> **GIVEN INSTRUCTION**: A verbatim copy of the records is required, with all pictures left out.

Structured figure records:
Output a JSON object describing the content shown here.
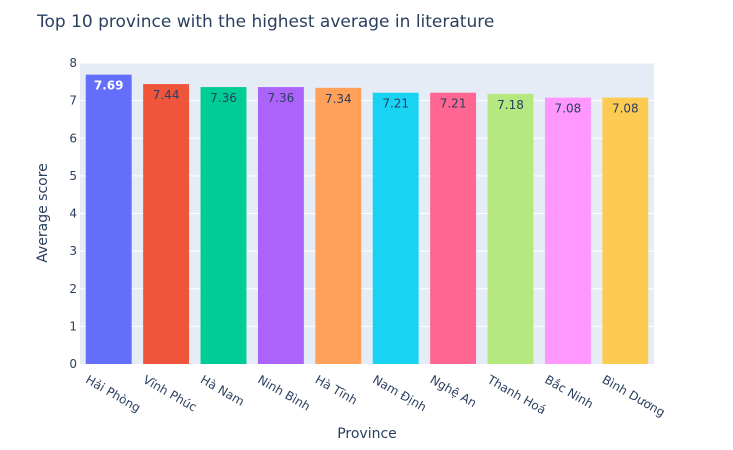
{
  "chart_data": {
    "type": "bar",
    "title": "Top 10 province with the highest average in literature",
    "xlabel": "Province",
    "ylabel": "Average score",
    "categories": [
      "Hải Phòng",
      "Vĩnh Phúc",
      "Hà Nam",
      "Ninh Bình",
      "Hà Tĩnh",
      "Nam Định",
      "Nghệ An",
      "Thanh Hoá",
      "Bắc Ninh",
      "Bình Dương"
    ],
    "values": [
      7.69,
      7.44,
      7.36,
      7.36,
      7.34,
      7.21,
      7.21,
      7.18,
      7.08,
      7.08
    ],
    "value_labels": [
      "7.69",
      "7.44",
      "7.36",
      "7.36",
      "7.34",
      "7.21",
      "7.21",
      "7.18",
      "7.08",
      "7.08"
    ],
    "colors": [
      "#636efa",
      "#ef553b",
      "#00cc96",
      "#ab63fa",
      "#ffa15a",
      "#19d3f3",
      "#ff6692",
      "#b6e880",
      "#ff97ff",
      "#fecb52"
    ],
    "label_colors": [
      "#ffffff",
      "#2a3f5f",
      "#2a3f5f",
      "#2a3f5f",
      "#2a3f5f",
      "#2a3f5f",
      "#2a3f5f",
      "#2a3f5f",
      "#2a3f5f",
      "#2a3f5f"
    ],
    "ylim": [
      0,
      8
    ],
    "yticks": [
      "0",
      "1",
      "2",
      "3",
      "4",
      "5",
      "6",
      "7",
      "8"
    ],
    "grid": true,
    "legend": "none"
  }
}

> **TASK OUTPUT**:
Output a JSON object describing the content shown here.
{
  "chart_data": {
    "type": "bar",
    "title": "Top 10 province with the highest average in literature",
    "xlabel": "Province",
    "ylabel": "Average score",
    "categories": [
      "Hải Phòng",
      "Vĩnh Phúc",
      "Hà Nam",
      "Ninh Bình",
      "Hà Tĩnh",
      "Nam Định",
      "Nghệ An",
      "Thanh Hoá",
      "Bắc Ninh",
      "Bình Dương"
    ],
    "values": [
      7.69,
      7.44,
      7.36,
      7.36,
      7.34,
      7.21,
      7.21,
      7.18,
      7.08,
      7.08
    ],
    "value_labels": [
      "7.69",
      "7.44",
      "7.36",
      "7.36",
      "7.34",
      "7.21",
      "7.21",
      "7.18",
      "7.08",
      "7.08"
    ],
    "colors": [
      "#636efa",
      "#ef553b",
      "#00cc96",
      "#ab63fa",
      "#ffa15a",
      "#19d3f3",
      "#ff6692",
      "#b6e880",
      "#ff97ff",
      "#fecb52"
    ],
    "label_colors": [
      "#ffffff",
      "#2a3f5f",
      "#2a3f5f",
      "#2a3f5f",
      "#2a3f5f",
      "#2a3f5f",
      "#2a3f5f",
      "#2a3f5f",
      "#2a3f5f",
      "#2a3f5f"
    ],
    "ylim": [
      0,
      8
    ],
    "yticks": [
      "0",
      "1",
      "2",
      "3",
      "4",
      "5",
      "6",
      "7",
      "8"
    ],
    "grid": true,
    "legend": "none"
  }
}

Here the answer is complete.